- **Objective 1**:
Decide whether each of the following statements agrees with the coffee-dispensing passage. Answer yes or no for each, and quote the deciding words of the passage verbatim. (a) The weighing device may measure mass rather than weight. (b) The illustrated embodiments have three dispensing modes. (c) In the second mode, both the gross dispensation and the fine control mechanisms are operated.
- **Objective 2**:
Set down the portion of the coffee-dispensing passage that starts with "Such a process" and goes on through "a coffee drink.", with no changes.
- **Objective 3**:
Extend the coffee-dispensing passage past its final sentence in the same formal register.

Such a process can be tedious and costly. Accordingly, there is a need for a more convenient manner of delivering a precise dose of coffee prior to preparing a coffee drink.

SUMMARY

In accordance with embodiments disclosed herein, a coffee bean dispensing apparatus includes a closed loop system between a bean delivery device (e.g., a stepper motor driven gear wheel, a conveyor belt or a vibration table) and a weighing device positioned to weigh coffee beans delivered to a receptacle. It will be understood that while the term “weighing device” is used herein, the device may actually measure mass rather than weight. The weighing device provides feedback to the bean delivery mechanism (e.g., via a controller) to ensure that the delivery is stopped when a preset weight or mass of coffee beans for a desired dose is delivered to the receptacle.

In some embodiments, the bean delivery device is configured to deliver coffee beans with single-bean precision. For example, in one embodiment, the bean delivery device includes a toothed gear where the teeth are separated by a distance that accommodates one coffee bean, and walls on either side of the toothed gear can define a channel of a width also selected to accommodate one bean. A gate (e.g., a spring-loaded flap) is positioned adjacent to the gear to prevent the passage of beans from a storage area (e.g., bean hopper) upstream of the device to the receptacle in the absence of positive drive from a motor rotating the gear. Accordingly, only a single bean can pass from the upstream storage to the apparatus receptacle at one time. The motor drives a stream of beans that is only one bean in height and width (or cross section of the bean path), and can be stopped by a controller in response to the feedback loop indicating that the desired mass or weight has been reached. In another embodiment, the bean delivery device can include a conveyor belt. The conveyor belt can include features to limit the delivery to a single bean at a time, such as features defining a bean-sized pocket (e.g., teeth) and a scraping or gating mechanism (such as a spring-loaded flap), along with a channel with a limited width transverse to the direction of belt travel, to allow delivery of coffee beans with single-bean precision. In another embodiment, the bean delivery device can include a vibrating table with a slight slope, with a funnel that allows only one bean to pass at a time from the upstream storage to the apparatus receptacle.

In some embodiments, the bean delivery device is configured for multi-mode or multi-step dispensation. In a first mode, the apparatus operates in a rapid initial dispensing mode, and in a second mode, the apparatus operates in a slower or more controlled subsequent dispensing mode as the target weight or mass is approached, allowing for single-bean precision without overshoot, while at the same time providing faster overall delivery. Illustrated embodiments have two modes, but the skilled artisan will appreciate that 3 or more modes can be provided. In one embodiment, the bean delivery device includes a dual speed motor. In a first mode, the apparatus operates at a relatively fast speed of dispensation that may risk overshoot if continued to the target weight or mass. However, feedback from the weighing device to a controller instructs the motor to step down to a lower speed for the second mode, when the target weight or mass is approached, to avoid overshoot. At the lower speed, the feedback from the weighing device has precise enough control over the delivery to stop the delivery mechanism with single-bean (or about 0.1 g) precision. For different types of coffee, a single bean may represent an average of 0.08 g to about 0.13 g. In another embodiment, the bean delivery device includes two or more delivery mechanisms. At least one mechanism provides gross dispensation for faster delivery, and at least one mechanism provides finer control for the feedback to allow for single-bean (or about 0.1 g) precision. In an illustrated example, the teeth pitch on two different gear mechanisms through which the beans pass en route to the apparatus receptacle can be different for the gross dispensation delivery mechanism and the fine-control mode. The gross dispensation mechanism might allow multiple beans to pass to the apparatus receptacle at one time, while the fine control mechanism allows only a single bean to pass at one time. In the first mode, either only the gross dispensation mechanism is operated, or both the gross dispensation and the fine control mechanisms are operated together. In the second mode, only the fine control mechanism is operated. In still another embodiment, multiple different delivery modes can employ multiple different dispensation mechanisms and speeds.

- **Data extract**:
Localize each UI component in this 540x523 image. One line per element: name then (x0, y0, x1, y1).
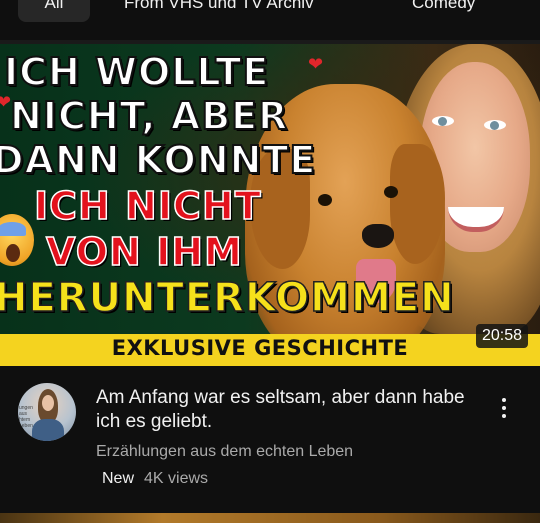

- **Answer 1**:
(a) Yes: "the device may actually measure mass rather than weight."
(b) No: "Illustrated embodiments have two modes"
(c) No: "In the second mode, only the fine control mechanism is operated."

- **Answer 2**:
Such a process can be tedious and costly. Accordingly, there is a need for a more convenient manner of delivering a precise dose of coffee prior to preparing a coffee drink.

- **Answer 3**:
In operation, the user inputs a desired weight or mass at a user interface of the apparatus. In some embodiments, the user then starts the machine with an input device (e.g., button), upon which the machine automatically dispenses beans into an apparatus receptacle until the target weight is achieved to within ±one bean, or about ±0.1 g, at which point the machine stops dispensing and displays the weight or mass of the total beans dispensed. The user can then manually dump from the apparatus receptacle into a separate receptacle for immediate use or sealing and storage or the apparatus can automatically perform one or both of dumping and sealing a separate downstream receptacle.

BRIEF DESCRIPTION OF THE DRAWINGS

FIG. 1 is a front and left isometric view of a counter-top coffee bean dispensing apparatus in accordance with an embodiment, with some components shown transparent or omitted for purposes of illustration.

FIG. 2 is a schematic cross section of a bean delivery device (e.g., toothed gear and spring-loaded flap), apparatus receptacle (e.g., weigh chamber) and a weighing mechanism (e.g., load cell) in accordance with the embodiment of FIG. 1.

FIG. 3 is a back and right side isometric view of the apparatus of FIG. 1 with the right leg and some other components shown transparent or omitted for purposes of illustration.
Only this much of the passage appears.